Recorded data
§ §

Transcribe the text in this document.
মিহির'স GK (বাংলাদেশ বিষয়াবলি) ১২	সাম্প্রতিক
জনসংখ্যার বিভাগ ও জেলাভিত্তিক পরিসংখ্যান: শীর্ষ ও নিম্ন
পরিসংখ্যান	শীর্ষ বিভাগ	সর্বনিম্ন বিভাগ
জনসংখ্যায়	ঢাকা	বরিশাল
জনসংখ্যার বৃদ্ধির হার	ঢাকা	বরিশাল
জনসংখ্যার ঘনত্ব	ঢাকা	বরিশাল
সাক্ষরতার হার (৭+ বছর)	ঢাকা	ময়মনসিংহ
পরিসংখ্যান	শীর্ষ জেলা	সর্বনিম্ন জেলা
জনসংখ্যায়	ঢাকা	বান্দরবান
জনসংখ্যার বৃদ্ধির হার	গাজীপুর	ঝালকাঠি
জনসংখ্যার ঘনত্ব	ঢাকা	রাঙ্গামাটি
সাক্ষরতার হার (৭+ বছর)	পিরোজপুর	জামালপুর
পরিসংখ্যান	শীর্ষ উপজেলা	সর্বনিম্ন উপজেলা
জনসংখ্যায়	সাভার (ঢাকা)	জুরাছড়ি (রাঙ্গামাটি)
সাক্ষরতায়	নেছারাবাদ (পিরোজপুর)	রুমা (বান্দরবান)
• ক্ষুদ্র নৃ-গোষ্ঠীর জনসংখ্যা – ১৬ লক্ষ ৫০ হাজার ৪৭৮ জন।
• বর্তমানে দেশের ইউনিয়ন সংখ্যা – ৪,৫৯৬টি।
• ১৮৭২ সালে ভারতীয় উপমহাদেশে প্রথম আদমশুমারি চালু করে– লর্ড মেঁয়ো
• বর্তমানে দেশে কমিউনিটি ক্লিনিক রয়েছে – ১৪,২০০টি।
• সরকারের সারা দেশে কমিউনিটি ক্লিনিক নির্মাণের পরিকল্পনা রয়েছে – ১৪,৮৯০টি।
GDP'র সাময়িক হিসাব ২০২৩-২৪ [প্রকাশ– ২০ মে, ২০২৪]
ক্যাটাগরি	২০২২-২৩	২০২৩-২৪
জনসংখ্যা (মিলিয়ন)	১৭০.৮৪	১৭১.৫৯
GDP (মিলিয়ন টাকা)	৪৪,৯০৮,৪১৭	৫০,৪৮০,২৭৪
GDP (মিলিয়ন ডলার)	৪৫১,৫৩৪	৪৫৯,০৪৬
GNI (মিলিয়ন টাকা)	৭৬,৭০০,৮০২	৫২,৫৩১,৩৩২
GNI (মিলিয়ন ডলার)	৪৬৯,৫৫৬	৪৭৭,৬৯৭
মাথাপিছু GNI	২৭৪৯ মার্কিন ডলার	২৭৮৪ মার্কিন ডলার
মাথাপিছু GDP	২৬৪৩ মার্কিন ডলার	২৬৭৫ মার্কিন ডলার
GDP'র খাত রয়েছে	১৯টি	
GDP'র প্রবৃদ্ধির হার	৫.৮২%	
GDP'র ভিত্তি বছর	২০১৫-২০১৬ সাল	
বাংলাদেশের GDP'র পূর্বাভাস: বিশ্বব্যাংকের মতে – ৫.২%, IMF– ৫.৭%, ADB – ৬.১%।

§ §

Each entry above is to be set down again in exactly the same words.

**RESULT OF THE TASK**
Transcribe the text in this document.
মিহির'স GK (বাংলাদেশ বিষয়াবলি) ১২	সাম্প্রতিক
জনসংখ্যার বিভাগ ও জেলাভিত্তিক পরিসংখ্যান: শীর্ষ ও নিম্ন
পরিসংখ্যান	শীর্ষ বিভাগ	সর্বনিম্ন বিভাগ
জনসংখ্যায়	ঢাকা	বরিশাল
জনসংখ্যার বৃদ্ধির হার	ঢাকা	বরিশাল
জনসংখ্যার ঘনত্ব	ঢাকা	বরিশাল
সাক্ষরতার হার (৭+ বছর)	ঢাকা	ময়মনসিংহ
পরিসংখ্যান	শীর্ষ জেলা	সর্বনিম্ন জেলা
জনসংখ্যায়	ঢাকা	বান্দরবান
জনসংখ্যার বৃদ্ধির হার	গাজীপুর	ঝালকাঠি
জনসংখ্যার ঘনত্ব	ঢাকা	রাঙ্গামাটি
সাক্ষরতার হার (৭+ বছর)	পিরোজপুর	জামালপুর
পরিসংখ্যান	শীর্ষ উপজেলা	সর্বনিম্ন উপজেলা
জনসংখ্যায়	সাভার (ঢাকা)	জুরাছড়ি (রাঙ্গামাটি)
সাক্ষরতায়	নেছারাবাদ (পিরোজপুর)	রুমা (বান্দরবান)
• ক্ষুদ্র নৃ-গোষ্ঠীর জনসংখ্যা – ১৬ লক্ষ ৫০ হাজার ৪৭৮ জন।
• বর্তমানে দেশের ইউনিয়ন সংখ্যা – ৪,৫৯৬টি।
• ১৮৭২ সালে ভারতীয় উপমহাদেশে প্রথম আদমশুমারি চালু করে– লর্ড মেঁয়ো
• বর্তমানে দেশে কমিউনিটি ক্লিনিক রয়েছে – ১৪,২০০টি।
• সরকারের সারা দেশে কমিউনিটি ক্লিনিক নির্মাণের পরিকল্পনা রয়েছে – ১৪,৮৯০টি।
GDP'র সাময়িক হিসাব ২০২৩-২৪ [প্রকাশ– ২০ মে, ২০২৪]
ক্যাটাগরি	২০২২-২৩	২০২৩-২৪
জনসংখ্যা (মিলিয়ন)	১৭০.৮৪	১৭১.৫৯
GDP (মিলিয়ন টাকা)	৪৪,৯০৮,৪১৭	৫০,৪৮০,২৭৪
GDP (মিলিয়ন ডলার)	৪৫১,৫৩৪	৪৫৯,০৪৬
GNI (মিলিয়ন টাকা)	৭৬,৭০০,৮০২	৫২,৫৩১,৩৩২
GNI (মিলিয়ন ডলার)	৪৬৯,৫৫৬	৪৭৭,৬৯৭
মাথাপিছু GNI	২৭৪৯ মার্কিন ডলার	২৭৮৪ মার্কিন ডলার
মাথাপিছু GDP	২৬৪৩ মার্কিন ডলার	২৬৭৫ মার্কিন ডলার
GDP'র খাত রয়েছে	১৯টি	
GDP'র প্রবৃদ্ধির হার	৫.৮২%	
GDP'র ভিত্তি বছর	২০১৫-২০১৬ সাল	
বাংলাদেশের GDP'র পূর্বাভাস: বিশ্বব্যাংকের মতে – ৫.২%, IMF– ৫.৭%, ADB – ৬.১%।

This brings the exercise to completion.